**EXERCISE REQUIREMENTS**
Identify the lines that include the word "полезный", then copy all of them.

**SOURCE RECORDS**

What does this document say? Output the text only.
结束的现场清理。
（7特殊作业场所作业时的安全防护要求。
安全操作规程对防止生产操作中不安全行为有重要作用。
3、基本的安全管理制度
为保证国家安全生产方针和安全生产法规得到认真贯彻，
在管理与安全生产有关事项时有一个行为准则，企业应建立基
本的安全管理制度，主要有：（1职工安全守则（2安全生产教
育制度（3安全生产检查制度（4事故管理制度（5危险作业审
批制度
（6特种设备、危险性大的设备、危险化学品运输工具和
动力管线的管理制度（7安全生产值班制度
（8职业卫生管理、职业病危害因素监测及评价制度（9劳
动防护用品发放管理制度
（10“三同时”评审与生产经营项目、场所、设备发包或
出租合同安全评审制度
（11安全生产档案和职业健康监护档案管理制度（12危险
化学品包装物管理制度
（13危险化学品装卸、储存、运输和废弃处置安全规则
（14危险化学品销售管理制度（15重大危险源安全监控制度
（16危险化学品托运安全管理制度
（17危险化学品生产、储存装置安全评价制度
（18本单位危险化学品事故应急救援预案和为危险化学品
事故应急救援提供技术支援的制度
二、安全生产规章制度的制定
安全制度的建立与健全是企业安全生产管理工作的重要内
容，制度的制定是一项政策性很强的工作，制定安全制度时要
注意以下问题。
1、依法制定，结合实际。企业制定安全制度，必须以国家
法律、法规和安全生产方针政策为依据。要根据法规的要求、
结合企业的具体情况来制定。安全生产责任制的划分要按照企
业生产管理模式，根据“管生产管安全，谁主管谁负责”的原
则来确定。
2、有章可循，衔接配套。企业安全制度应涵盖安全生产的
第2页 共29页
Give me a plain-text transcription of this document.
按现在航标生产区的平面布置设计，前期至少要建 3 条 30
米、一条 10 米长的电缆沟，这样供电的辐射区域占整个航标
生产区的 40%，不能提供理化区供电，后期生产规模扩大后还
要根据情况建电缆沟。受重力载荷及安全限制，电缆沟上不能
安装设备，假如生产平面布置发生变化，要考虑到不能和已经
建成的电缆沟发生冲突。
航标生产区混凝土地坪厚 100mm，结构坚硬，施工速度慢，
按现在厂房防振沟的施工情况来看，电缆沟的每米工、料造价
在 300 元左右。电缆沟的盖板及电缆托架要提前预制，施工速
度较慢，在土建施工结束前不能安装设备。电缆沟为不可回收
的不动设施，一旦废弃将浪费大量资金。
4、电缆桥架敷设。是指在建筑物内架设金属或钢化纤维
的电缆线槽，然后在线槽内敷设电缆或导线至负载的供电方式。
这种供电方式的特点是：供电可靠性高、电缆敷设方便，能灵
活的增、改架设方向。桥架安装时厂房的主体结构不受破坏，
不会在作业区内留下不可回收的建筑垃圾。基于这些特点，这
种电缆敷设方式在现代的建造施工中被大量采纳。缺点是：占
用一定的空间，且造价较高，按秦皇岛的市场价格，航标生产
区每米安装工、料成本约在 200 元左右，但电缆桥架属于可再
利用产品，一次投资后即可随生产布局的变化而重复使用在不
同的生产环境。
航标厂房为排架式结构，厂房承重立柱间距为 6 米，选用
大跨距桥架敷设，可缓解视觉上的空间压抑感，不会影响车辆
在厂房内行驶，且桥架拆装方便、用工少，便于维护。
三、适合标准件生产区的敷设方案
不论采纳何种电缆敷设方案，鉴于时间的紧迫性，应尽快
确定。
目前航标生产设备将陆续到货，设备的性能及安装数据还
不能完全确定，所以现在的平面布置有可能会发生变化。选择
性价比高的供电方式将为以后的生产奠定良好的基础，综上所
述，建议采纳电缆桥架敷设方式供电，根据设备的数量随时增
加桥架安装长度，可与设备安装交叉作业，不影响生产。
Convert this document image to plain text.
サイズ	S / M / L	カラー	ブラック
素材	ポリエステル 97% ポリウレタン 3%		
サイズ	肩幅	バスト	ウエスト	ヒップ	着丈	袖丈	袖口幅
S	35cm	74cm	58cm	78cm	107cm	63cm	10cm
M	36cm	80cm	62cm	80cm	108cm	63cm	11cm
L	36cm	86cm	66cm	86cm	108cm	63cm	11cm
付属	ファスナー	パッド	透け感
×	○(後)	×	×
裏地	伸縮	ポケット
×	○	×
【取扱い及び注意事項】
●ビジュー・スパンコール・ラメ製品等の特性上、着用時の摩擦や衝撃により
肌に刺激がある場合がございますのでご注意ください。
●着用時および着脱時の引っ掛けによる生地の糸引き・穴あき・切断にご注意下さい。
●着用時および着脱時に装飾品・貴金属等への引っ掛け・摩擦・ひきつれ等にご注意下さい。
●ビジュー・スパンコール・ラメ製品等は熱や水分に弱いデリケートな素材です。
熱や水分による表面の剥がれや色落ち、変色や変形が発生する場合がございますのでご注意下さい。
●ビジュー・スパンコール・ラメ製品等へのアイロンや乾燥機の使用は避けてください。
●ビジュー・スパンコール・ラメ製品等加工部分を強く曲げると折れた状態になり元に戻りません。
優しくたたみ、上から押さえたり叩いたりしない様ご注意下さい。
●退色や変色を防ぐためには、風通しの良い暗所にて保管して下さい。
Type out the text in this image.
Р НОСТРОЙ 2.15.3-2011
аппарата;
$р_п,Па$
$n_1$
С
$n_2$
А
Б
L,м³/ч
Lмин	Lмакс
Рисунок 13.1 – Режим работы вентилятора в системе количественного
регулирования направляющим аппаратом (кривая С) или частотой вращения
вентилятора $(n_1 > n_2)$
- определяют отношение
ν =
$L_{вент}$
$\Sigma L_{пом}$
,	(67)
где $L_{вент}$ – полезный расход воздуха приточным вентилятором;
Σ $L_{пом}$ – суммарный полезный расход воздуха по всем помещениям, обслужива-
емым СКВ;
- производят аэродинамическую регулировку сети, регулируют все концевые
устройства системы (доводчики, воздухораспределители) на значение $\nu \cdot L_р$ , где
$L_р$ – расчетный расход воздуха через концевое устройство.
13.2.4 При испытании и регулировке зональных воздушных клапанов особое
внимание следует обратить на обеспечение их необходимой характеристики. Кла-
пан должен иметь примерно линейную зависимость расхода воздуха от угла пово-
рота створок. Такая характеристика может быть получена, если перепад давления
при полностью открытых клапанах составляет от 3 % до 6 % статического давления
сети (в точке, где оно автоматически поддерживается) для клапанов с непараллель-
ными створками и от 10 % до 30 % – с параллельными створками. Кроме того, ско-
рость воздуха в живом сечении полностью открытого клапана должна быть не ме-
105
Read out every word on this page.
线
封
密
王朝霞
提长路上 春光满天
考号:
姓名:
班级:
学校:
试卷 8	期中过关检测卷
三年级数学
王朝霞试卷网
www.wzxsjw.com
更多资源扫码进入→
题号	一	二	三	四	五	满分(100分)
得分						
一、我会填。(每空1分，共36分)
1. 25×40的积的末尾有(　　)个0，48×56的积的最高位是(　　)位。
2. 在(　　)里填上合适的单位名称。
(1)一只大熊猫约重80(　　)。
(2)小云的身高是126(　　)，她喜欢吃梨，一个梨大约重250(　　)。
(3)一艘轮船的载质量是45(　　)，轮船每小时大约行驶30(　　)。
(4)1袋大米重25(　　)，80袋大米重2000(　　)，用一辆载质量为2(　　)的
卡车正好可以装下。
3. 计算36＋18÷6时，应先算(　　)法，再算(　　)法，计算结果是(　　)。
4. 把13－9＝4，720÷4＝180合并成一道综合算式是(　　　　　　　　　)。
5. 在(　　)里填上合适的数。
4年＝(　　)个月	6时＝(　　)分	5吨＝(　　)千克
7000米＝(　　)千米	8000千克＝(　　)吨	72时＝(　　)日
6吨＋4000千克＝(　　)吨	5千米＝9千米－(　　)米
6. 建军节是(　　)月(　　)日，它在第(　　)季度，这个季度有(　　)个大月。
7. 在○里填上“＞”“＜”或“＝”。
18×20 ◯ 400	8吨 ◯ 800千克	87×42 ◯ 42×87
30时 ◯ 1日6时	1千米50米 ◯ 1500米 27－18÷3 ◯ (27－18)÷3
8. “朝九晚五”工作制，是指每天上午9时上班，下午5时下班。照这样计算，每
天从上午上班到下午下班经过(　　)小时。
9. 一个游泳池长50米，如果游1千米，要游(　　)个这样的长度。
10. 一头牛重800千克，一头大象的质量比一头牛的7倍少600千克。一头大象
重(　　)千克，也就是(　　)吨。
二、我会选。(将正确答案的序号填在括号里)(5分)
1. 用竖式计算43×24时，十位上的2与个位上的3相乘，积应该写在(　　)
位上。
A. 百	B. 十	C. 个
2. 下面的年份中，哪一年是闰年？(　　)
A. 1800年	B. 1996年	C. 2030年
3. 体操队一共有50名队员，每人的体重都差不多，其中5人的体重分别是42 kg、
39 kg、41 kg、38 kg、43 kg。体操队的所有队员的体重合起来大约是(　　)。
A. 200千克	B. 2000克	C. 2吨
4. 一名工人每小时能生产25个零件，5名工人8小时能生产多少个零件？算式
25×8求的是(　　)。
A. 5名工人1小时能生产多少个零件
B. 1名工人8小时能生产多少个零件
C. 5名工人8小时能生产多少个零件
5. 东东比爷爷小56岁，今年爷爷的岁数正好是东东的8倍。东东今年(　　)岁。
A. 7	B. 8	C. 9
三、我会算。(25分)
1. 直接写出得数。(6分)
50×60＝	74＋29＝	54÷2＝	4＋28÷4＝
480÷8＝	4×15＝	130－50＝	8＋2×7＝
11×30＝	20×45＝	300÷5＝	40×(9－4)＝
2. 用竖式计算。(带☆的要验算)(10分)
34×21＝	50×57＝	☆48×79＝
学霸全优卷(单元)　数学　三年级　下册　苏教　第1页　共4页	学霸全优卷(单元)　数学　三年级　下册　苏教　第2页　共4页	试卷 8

**RESULT OF THE EXERCISE**
где $L_{вент}$ – полезный расход воздуха приточным вентилятором;
Σ $L_{пом}$ – суммарный полезный расход воздуха по всем помещениям, обслужива-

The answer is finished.